REQUIRED WORK:
Identify the line in which "Serialize everything readable" appears, then reproduce that line and all remaining lines of the records word for word.

Stored items from a collection:

[Begin]

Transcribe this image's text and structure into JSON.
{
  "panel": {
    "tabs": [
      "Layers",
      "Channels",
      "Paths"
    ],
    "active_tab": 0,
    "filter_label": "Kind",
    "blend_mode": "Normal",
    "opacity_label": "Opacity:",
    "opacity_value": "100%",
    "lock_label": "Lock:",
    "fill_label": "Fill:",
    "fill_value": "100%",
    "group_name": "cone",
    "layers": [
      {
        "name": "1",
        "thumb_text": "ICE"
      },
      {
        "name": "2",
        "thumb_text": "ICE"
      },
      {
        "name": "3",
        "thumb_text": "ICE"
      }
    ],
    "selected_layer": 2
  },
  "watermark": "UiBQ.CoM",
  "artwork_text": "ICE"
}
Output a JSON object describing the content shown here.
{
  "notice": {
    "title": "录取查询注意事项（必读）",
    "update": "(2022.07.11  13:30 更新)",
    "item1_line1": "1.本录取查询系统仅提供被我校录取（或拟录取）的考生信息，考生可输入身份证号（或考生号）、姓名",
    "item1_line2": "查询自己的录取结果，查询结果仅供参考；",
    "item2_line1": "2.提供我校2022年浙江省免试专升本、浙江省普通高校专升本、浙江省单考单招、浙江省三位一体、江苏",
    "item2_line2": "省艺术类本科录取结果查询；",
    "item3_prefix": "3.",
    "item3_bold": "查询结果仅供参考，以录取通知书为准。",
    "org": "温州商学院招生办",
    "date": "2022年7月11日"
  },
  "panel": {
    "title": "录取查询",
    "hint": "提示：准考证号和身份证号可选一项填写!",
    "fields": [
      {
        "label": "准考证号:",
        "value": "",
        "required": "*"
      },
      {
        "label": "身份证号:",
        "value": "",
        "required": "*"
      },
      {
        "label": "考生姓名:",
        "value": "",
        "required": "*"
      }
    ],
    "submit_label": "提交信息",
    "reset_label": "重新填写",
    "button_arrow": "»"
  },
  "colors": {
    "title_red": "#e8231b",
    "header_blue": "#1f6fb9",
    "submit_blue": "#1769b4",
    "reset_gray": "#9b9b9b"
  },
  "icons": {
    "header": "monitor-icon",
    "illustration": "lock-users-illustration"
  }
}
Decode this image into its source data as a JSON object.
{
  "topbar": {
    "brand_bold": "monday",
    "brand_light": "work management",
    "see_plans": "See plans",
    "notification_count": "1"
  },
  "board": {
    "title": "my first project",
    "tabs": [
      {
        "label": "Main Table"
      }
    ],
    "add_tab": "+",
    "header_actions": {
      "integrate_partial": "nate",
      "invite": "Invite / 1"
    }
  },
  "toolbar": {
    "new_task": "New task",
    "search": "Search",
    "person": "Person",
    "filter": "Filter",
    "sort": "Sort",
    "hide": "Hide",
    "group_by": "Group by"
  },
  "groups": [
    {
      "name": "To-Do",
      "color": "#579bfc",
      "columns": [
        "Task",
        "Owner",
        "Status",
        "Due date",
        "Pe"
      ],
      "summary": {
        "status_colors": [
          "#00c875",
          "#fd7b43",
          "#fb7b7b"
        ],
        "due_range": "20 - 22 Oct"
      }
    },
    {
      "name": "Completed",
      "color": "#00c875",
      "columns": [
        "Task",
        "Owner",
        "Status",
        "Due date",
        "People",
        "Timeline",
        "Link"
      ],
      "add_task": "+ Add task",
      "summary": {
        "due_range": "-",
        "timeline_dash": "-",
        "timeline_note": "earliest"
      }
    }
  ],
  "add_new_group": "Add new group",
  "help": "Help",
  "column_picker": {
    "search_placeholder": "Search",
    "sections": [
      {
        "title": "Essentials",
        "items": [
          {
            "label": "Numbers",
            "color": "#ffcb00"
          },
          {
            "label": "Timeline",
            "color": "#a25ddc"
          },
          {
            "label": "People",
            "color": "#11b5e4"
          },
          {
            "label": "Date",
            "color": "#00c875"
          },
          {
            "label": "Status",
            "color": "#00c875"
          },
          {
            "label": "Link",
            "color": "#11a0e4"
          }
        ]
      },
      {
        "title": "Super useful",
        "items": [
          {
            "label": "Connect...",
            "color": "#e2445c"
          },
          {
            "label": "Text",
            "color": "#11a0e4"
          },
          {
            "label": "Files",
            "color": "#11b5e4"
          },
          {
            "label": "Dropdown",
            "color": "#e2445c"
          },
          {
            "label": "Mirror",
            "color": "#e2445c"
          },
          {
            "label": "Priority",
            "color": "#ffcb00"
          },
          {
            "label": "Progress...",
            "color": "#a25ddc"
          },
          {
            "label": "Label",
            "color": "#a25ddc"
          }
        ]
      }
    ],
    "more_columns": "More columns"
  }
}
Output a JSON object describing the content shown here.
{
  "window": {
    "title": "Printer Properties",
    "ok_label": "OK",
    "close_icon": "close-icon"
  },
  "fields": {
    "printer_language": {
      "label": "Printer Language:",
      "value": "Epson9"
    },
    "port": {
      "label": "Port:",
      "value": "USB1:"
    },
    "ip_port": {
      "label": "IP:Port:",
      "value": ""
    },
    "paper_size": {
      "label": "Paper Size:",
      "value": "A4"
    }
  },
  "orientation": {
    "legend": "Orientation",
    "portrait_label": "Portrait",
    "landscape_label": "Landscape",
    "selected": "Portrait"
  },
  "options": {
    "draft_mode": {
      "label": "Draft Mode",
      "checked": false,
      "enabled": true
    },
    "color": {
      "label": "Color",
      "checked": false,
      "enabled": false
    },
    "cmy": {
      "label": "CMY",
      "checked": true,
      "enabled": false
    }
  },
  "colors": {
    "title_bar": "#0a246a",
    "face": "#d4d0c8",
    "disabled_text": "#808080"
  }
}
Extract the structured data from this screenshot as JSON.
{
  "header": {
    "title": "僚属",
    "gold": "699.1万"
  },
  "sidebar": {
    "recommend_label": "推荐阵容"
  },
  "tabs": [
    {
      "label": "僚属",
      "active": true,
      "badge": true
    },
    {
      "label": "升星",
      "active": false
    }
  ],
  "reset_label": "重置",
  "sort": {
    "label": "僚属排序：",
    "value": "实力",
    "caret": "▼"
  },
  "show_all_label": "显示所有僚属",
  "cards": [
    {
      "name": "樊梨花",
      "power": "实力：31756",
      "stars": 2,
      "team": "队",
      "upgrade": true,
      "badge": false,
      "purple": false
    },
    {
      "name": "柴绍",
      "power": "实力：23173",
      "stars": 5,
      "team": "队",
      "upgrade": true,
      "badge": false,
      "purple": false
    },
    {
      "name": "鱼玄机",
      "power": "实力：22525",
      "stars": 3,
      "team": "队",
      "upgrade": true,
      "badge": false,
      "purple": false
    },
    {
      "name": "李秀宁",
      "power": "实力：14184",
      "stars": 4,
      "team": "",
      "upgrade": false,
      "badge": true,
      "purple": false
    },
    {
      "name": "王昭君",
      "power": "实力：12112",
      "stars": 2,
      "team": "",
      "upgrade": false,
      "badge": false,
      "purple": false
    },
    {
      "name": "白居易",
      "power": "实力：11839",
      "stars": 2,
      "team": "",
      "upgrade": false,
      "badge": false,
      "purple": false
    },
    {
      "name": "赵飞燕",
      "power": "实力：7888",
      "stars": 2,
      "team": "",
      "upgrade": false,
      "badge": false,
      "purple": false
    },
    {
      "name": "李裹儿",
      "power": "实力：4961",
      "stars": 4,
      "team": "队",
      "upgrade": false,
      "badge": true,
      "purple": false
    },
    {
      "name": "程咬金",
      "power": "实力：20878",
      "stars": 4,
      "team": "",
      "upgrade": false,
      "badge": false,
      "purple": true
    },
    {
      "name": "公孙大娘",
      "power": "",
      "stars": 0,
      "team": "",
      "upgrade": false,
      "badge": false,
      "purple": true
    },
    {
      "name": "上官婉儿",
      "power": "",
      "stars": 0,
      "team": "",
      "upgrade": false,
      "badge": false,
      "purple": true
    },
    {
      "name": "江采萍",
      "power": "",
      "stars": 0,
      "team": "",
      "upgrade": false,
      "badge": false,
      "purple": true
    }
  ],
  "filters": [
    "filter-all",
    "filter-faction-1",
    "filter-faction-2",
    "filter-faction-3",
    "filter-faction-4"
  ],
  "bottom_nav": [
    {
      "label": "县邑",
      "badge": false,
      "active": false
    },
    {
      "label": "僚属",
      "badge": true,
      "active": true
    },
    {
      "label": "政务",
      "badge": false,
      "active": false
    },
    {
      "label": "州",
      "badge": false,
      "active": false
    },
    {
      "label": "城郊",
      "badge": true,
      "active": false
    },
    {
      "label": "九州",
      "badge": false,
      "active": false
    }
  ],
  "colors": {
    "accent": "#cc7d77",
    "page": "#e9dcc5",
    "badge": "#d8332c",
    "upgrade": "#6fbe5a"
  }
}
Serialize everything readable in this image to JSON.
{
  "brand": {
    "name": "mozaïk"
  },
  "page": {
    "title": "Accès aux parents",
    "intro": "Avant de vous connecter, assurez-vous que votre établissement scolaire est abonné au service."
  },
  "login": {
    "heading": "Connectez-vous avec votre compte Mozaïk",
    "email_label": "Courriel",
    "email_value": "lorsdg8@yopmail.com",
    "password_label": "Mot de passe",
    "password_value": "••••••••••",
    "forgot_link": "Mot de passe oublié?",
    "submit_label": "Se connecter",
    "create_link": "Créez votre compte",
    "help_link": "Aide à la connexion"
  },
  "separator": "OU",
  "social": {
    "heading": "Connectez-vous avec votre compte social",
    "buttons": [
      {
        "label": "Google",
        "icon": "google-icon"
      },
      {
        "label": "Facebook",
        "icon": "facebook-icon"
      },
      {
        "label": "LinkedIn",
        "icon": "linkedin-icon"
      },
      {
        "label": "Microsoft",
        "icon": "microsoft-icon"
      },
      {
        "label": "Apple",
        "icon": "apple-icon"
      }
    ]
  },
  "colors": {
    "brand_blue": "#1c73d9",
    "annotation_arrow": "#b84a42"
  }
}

[End]

FINISHED ANSWER:
Serialize everything readable in this image to JSON.
{
  "brand": {
    "name": "mozaïk"
  },
  "page": {
    "title": "Accès aux parents",
    "intro": "Avant de vous connecter, assurez-vous que votre établissement scolaire est abonné au service."
  },
  "login": {
    "heading": "Connectez-vous avec votre compte Mozaïk",
    "email_label": "Courriel",
    "email_value": "lorsdg8@yopmail.com",
    "password_label": "Mot de passe",
    "password_value": "••••••••••",
    "forgot_link": "Mot de passe oublié?",
    "submit_label": "Se connecter",
    "create_link": "Créez votre compte",
    "help_link": "Aide à la connexion"
  },
  "separator": "OU",
  "social": {
    "heading": "Connectez-vous avec votre compte social",
    "buttons": [
      {
        "label": "Google",
        "icon": "google-icon"
      },
      {
        "label": "Facebook",
        "icon": "facebook-icon"
      },
      {
        "label": "LinkedIn",
        "icon": "linkedin-icon"
      },
      {
        "label": "Microsoft",
        "icon": "microsoft-icon"
      },
      {
        "label": "Apple",
        "icon": "apple-icon"
      }
    ]
  },
  "colors": {
    "brand_blue": "#1c73d9",
    "annotation_arrow": "#b84a42"
  }
}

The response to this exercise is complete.